(Collected data entries)
[START]
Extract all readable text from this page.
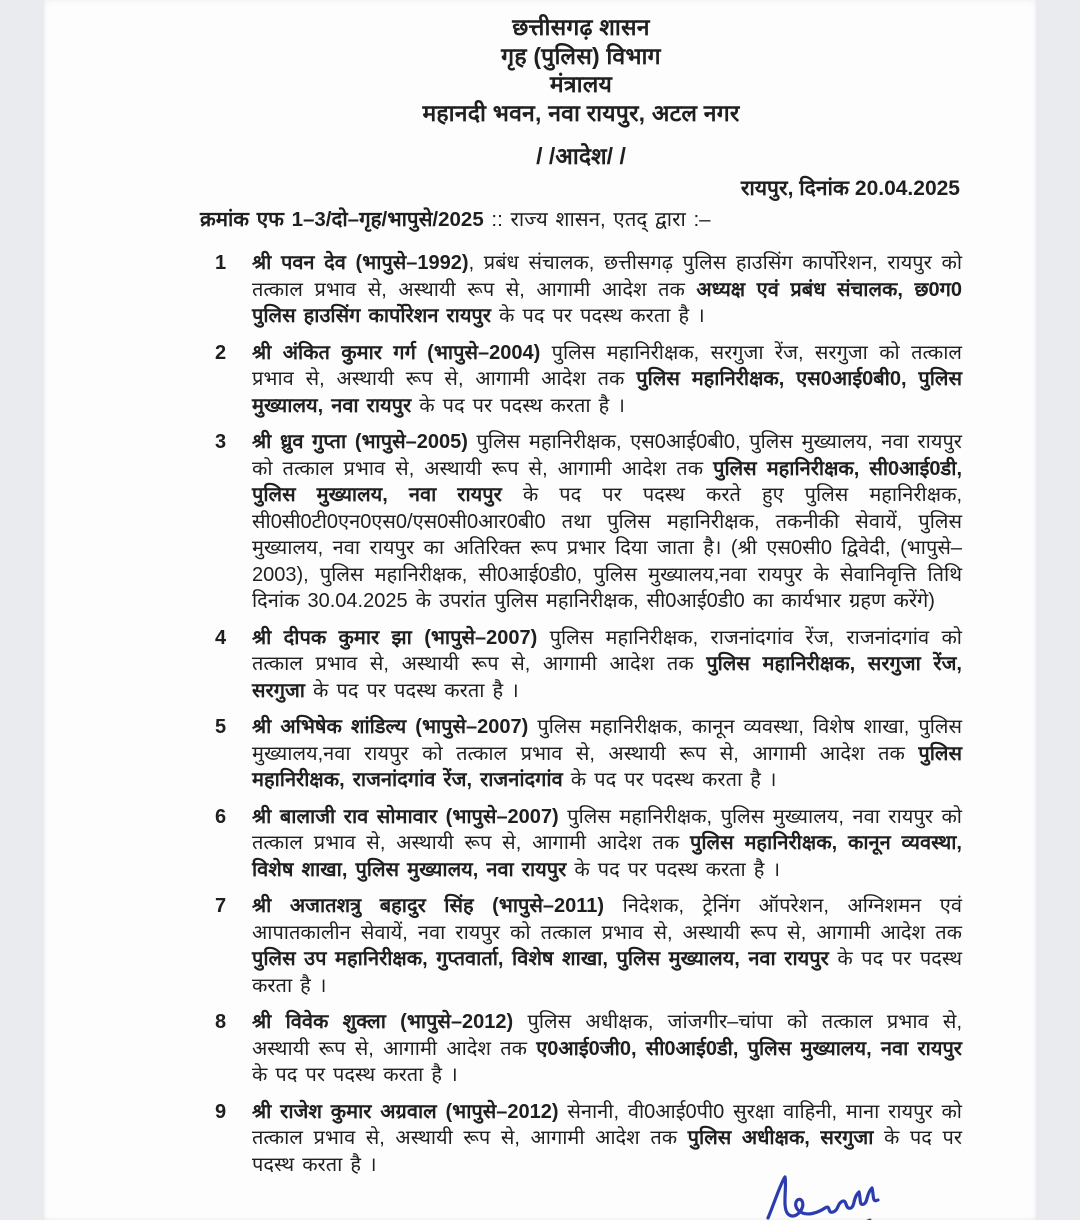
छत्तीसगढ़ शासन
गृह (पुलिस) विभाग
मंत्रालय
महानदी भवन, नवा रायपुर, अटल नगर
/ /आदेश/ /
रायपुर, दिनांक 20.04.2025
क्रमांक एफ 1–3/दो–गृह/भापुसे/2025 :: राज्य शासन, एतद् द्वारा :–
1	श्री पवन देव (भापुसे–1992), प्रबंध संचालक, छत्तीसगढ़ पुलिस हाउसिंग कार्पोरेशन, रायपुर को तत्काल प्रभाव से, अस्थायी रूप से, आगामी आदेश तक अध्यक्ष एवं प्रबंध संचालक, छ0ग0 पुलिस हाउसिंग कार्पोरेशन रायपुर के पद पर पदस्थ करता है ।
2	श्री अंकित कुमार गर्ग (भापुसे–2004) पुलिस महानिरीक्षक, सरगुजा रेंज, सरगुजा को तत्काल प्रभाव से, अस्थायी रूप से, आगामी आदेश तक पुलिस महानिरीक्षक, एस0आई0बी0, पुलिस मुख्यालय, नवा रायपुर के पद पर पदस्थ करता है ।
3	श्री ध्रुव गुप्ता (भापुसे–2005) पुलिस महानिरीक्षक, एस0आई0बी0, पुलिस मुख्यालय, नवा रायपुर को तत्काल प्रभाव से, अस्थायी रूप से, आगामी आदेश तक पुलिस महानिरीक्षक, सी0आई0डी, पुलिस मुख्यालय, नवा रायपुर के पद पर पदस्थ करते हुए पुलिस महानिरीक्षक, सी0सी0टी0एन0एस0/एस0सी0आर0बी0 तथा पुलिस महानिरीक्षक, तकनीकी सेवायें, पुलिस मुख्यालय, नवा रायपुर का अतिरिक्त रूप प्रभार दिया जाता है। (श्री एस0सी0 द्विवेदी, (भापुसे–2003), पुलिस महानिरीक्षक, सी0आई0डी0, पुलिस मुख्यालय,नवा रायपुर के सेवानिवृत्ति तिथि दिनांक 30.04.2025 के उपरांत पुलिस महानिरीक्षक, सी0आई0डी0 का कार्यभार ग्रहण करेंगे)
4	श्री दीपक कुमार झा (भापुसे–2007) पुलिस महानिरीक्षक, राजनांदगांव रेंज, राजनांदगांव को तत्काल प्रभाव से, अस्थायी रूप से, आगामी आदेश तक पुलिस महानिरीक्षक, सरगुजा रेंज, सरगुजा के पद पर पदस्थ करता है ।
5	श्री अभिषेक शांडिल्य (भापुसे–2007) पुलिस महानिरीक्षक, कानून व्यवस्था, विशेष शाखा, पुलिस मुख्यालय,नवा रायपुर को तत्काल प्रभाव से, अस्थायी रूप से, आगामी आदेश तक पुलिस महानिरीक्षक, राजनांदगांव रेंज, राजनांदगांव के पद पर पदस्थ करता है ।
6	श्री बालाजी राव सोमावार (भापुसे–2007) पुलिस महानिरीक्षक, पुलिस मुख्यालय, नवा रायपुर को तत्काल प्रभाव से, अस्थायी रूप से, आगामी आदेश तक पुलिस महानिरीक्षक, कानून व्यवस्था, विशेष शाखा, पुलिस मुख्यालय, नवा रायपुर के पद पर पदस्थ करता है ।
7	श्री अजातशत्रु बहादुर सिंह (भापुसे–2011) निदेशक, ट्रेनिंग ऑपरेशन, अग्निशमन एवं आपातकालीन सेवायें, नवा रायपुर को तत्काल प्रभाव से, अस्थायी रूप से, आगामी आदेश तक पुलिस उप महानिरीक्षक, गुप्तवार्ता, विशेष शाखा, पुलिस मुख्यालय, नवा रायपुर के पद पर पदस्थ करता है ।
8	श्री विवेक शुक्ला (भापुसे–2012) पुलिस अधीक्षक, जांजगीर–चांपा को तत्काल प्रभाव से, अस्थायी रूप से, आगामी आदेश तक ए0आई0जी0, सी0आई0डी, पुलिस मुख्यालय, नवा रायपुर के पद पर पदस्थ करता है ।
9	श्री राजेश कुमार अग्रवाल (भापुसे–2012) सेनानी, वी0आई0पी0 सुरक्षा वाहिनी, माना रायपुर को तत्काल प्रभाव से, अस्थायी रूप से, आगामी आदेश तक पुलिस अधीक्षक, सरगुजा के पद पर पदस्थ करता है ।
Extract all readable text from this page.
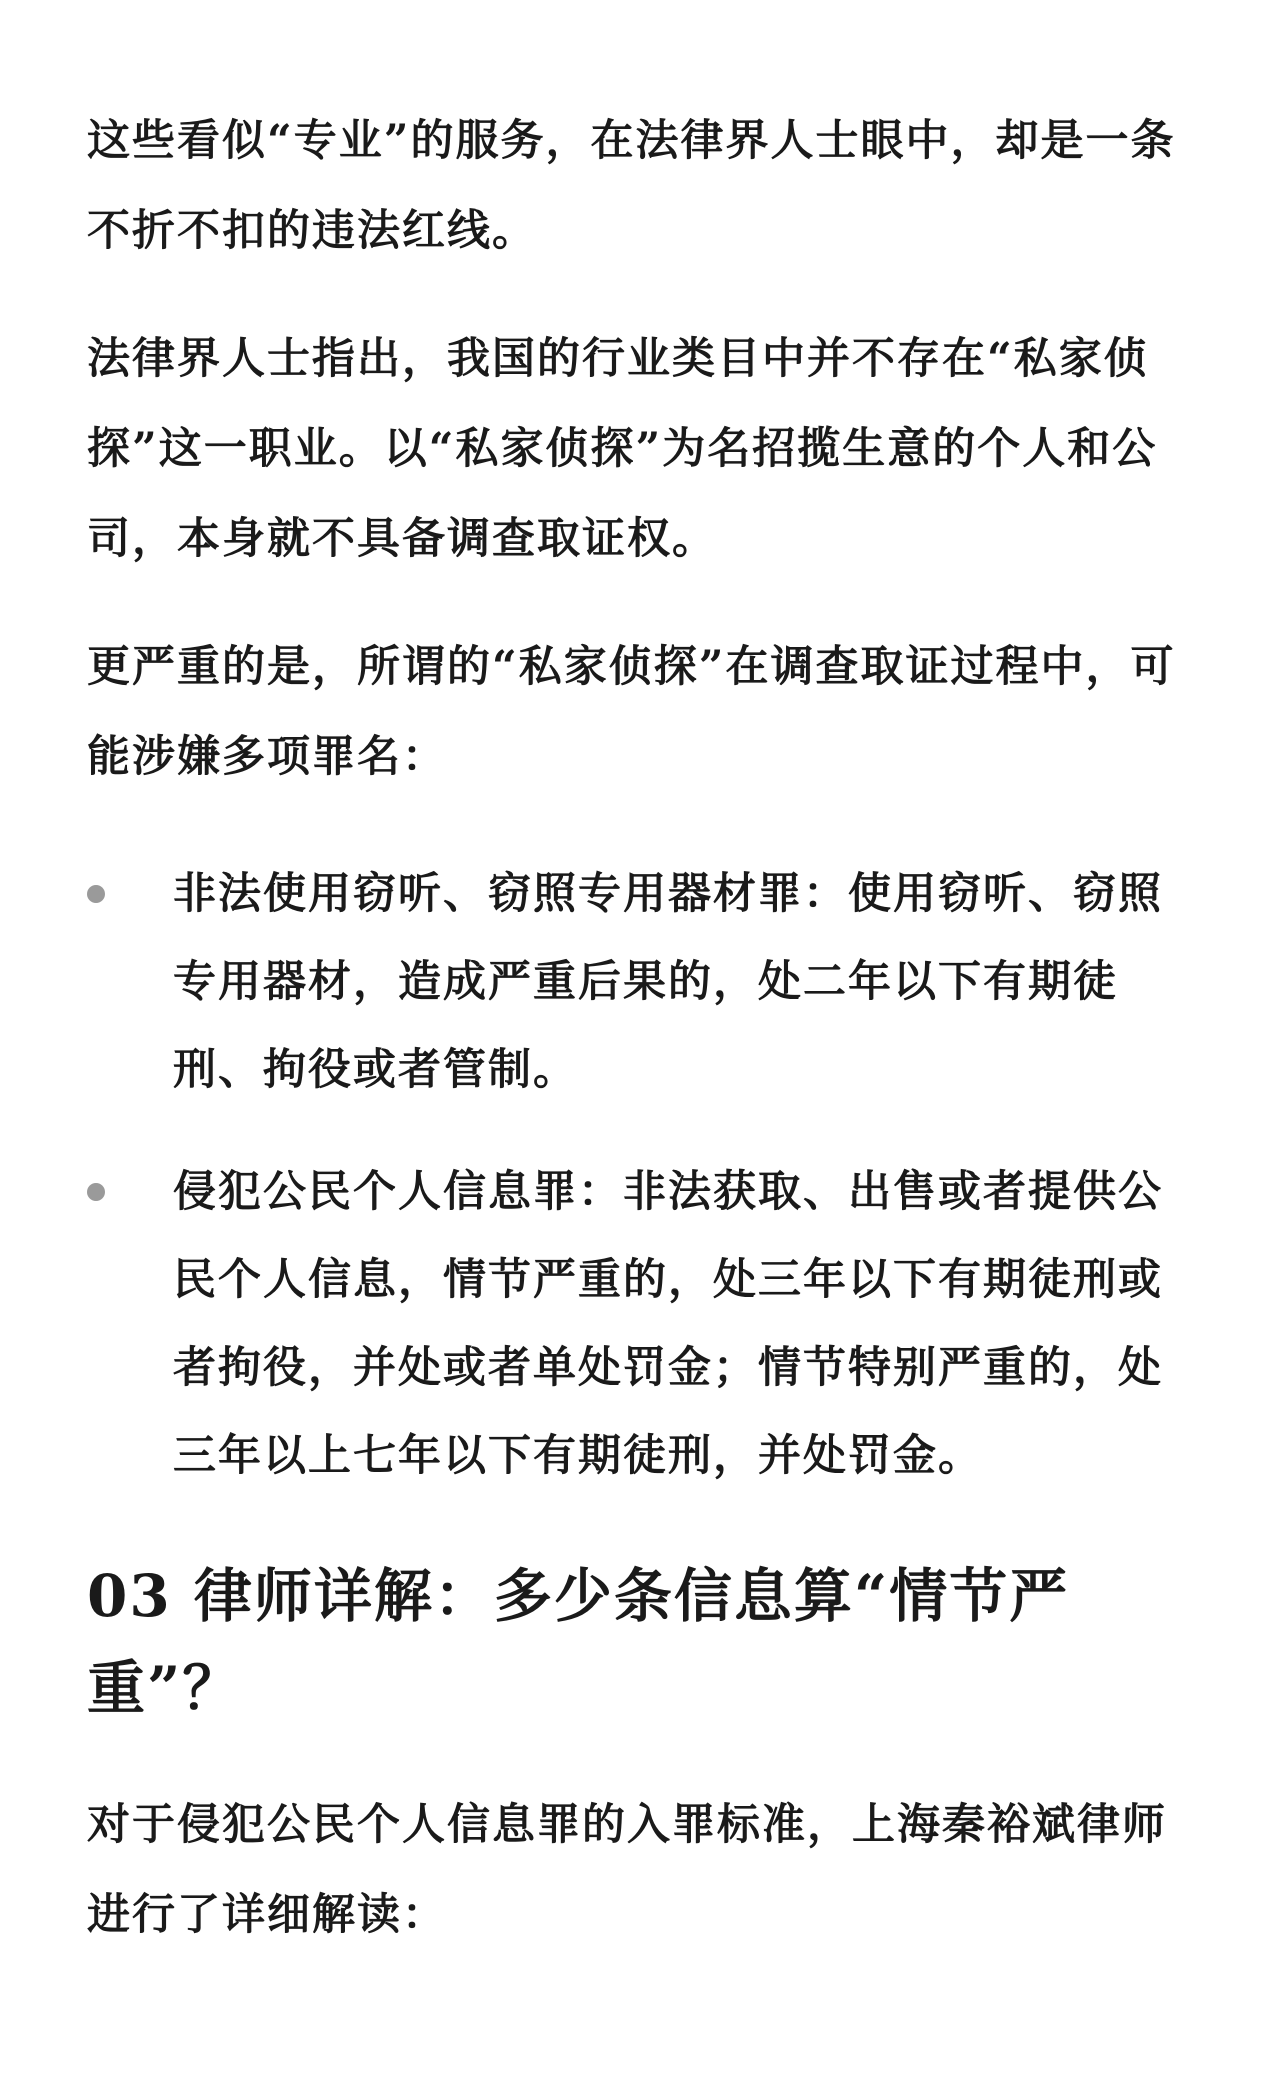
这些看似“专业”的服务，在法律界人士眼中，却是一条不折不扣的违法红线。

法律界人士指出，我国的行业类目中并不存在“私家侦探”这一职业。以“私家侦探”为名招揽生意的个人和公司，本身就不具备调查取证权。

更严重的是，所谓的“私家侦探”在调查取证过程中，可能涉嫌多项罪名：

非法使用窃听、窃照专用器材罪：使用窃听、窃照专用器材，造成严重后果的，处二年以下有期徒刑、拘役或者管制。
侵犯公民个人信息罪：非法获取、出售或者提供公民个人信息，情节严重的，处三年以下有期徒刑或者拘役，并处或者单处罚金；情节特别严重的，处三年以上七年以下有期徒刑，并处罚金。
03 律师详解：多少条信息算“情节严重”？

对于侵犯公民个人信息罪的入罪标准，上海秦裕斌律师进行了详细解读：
[END]
● Exercise task
Each line of the data should be quoted exactly, with pictures left out.

● Task output
Extract all readable text from this page.
छत्तीसगढ़ शासन
गृह (पुलिस) विभाग
मंत्रालय
महानदी भवन, नवा रायपुर, अटल नगर
/ /आदेश/ /
रायपुर, दिनांक 20.04.2025
क्रमांक एफ 1–3/दो–गृह/भापुसे/2025 :: राज्य शासन, एतद् द्वारा :–
1	श्री पवन देव (भापुसे–1992), प्रबंध संचालक, छत्तीसगढ़ पुलिस हाउसिंग कार्पोरेशन, रायपुर को तत्काल प्रभाव से, अस्थायी रूप से, आगामी आदेश तक अध्यक्ष एवं प्रबंध संचालक, छ0ग0 पुलिस हाउसिंग कार्पोरेशन रायपुर के पद पर पदस्थ करता है ।
2	श्री अंकित कुमार गर्ग (भापुसे–2004) पुलिस महानिरीक्षक, सरगुजा रेंज, सरगुजा को तत्काल प्रभाव से, अस्थायी रूप से, आगामी आदेश तक पुलिस महानिरीक्षक, एस0आई0बी0, पुलिस मुख्यालय, नवा रायपुर के पद पर पदस्थ करता है ।
3	श्री ध्रुव गुप्ता (भापुसे–2005) पुलिस महानिरीक्षक, एस0आई0बी0, पुलिस मुख्यालय, नवा रायपुर को तत्काल प्रभाव से, अस्थायी रूप से, आगामी आदेश तक पुलिस महानिरीक्षक, सी0आई0डी, पुलिस मुख्यालय, नवा रायपुर के पद पर पदस्थ करते हुए पुलिस महानिरीक्षक, सी0सी0टी0एन0एस0/एस0सी0आर0बी0 तथा पुलिस महानिरीक्षक, तकनीकी सेवायें, पुलिस मुख्यालय, नवा रायपुर का अतिरिक्त रूप प्रभार दिया जाता है। (श्री एस0सी0 द्विवेदी, (भापुसे–2003), पुलिस महानिरीक्षक, सी0आई0डी0, पुलिस मुख्यालय,नवा रायपुर के सेवानिवृत्ति तिथि दिनांक 30.04.2025 के उपरांत पुलिस महानिरीक्षक, सी0आई0डी0 का कार्यभार ग्रहण करेंगे)
4	श्री दीपक कुमार झा (भापुसे–2007) पुलिस महानिरीक्षक, राजनांदगांव रेंज, राजनांदगांव को तत्काल प्रभाव से, अस्थायी रूप से, आगामी आदेश तक पुलिस महानिरीक्षक, सरगुजा रेंज, सरगुजा के पद पर पदस्थ करता है ।
5	श्री अभिषेक शांडिल्य (भापुसे–2007) पुलिस महानिरीक्षक, कानून व्यवस्था, विशेष शाखा, पुलिस मुख्यालय,नवा रायपुर को तत्काल प्रभाव से, अस्थायी रूप से, आगामी आदेश तक पुलिस महानिरीक्षक, राजनांदगांव रेंज, राजनांदगांव के पद पर पदस्थ करता है ।
6	श्री बालाजी राव सोमावार (भापुसे–2007) पुलिस महानिरीक्षक, पुलिस मुख्यालय, नवा रायपुर को तत्काल प्रभाव से, अस्थायी रूप से, आगामी आदेश तक पुलिस महानिरीक्षक, कानून व्यवस्था, विशेष शाखा, पुलिस मुख्यालय, नवा रायपुर के पद पर पदस्थ करता है ।
7	श्री अजातशत्रु बहादुर सिंह (भापुसे–2011) निदेशक, ट्रेनिंग ऑपरेशन, अग्निशमन एवं आपातकालीन सेवायें, नवा रायपुर को तत्काल प्रभाव से, अस्थायी रूप से, आगामी आदेश तक पुलिस उप महानिरीक्षक, गुप्तवार्ता, विशेष शाखा, पुलिस मुख्यालय, नवा रायपुर के पद पर पदस्थ करता है ।
8	श्री विवेक शुक्ला (भापुसे–2012) पुलिस अधीक्षक, जांजगीर–चांपा को तत्काल प्रभाव से, अस्थायी रूप से, आगामी आदेश तक ए0आई0जी0, सी0आई0डी, पुलिस मुख्यालय, नवा रायपुर के पद पर पदस्थ करता है ।
9	श्री राजेश कुमार अग्रवाल (भापुसे–2012) सेनानी, वी0आई0पी0 सुरक्षा वाहिनी, माना रायपुर को तत्काल प्रभाव से, अस्थायी रूप से, आगामी आदेश तक पुलिस अधीक्षक, सरगुजा के पद पर पदस्थ करता है ।
Extract all readable text from this page.
这些看似“专业”的服务，在法律界人士眼中，却是一条不折不扣的违法红线。

法律界人士指出，我国的行业类目中并不存在“私家侦探”这一职业。以“私家侦探”为名招揽生意的个人和公司，本身就不具备调查取证权。

更严重的是，所谓的“私家侦探”在调查取证过程中，可能涉嫌多项罪名：

非法使用窃听、窃照专用器材罪：使用窃听、窃照专用器材，造成严重后果的，处二年以下有期徒刑、拘役或者管制。
侵犯公民个人信息罪：非法获取、出售或者提供公民个人信息，情节严重的，处三年以下有期徒刑或者拘役，并处或者单处罚金；情节特别严重的，处三年以上七年以下有期徒刑，并处罚金。
03 律师详解：多少条信息算“情节严重”？

对于侵犯公民个人信息罪的入罪标准，上海秦裕斌律师进行了详细解读：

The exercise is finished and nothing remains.